:: YOUR TASK ::
Examine the entries below, count the lines holding the string "daily", and respond with the number only.

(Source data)
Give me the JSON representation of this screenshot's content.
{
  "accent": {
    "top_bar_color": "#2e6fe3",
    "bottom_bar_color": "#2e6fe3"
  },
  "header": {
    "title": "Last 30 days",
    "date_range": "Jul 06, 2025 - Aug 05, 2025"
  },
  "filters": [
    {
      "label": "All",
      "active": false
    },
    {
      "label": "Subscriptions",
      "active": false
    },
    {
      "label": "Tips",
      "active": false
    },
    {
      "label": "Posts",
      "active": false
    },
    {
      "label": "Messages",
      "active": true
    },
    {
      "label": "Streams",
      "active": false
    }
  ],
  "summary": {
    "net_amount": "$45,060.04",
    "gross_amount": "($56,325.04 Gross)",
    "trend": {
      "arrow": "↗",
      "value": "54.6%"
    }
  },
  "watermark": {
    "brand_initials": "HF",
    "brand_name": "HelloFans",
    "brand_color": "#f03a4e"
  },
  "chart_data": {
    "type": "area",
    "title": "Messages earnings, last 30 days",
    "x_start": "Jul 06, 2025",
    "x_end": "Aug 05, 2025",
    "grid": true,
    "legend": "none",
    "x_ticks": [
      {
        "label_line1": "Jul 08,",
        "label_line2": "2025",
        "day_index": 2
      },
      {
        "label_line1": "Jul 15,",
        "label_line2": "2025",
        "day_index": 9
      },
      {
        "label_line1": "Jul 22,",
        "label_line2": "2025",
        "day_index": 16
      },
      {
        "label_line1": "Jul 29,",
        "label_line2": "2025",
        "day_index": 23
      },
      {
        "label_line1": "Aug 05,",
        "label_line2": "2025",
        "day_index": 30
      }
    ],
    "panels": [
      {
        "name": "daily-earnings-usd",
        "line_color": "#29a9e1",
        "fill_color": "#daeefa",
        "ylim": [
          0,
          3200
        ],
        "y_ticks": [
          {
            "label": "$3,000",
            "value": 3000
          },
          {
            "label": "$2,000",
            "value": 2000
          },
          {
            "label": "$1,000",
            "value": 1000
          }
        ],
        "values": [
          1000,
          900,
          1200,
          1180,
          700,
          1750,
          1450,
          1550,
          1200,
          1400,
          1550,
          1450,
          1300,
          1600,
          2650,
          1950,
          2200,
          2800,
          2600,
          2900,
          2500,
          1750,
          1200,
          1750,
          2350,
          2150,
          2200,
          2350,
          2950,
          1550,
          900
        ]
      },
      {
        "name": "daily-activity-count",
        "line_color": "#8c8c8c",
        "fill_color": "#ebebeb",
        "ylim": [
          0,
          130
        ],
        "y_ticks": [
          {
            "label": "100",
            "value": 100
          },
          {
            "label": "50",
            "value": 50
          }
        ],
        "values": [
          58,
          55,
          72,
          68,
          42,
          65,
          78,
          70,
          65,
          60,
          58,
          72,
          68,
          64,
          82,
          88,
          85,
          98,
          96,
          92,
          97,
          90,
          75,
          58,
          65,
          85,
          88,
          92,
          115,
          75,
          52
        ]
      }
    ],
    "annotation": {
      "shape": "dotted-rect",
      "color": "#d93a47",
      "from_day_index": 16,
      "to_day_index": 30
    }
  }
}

:: RESULT ::
2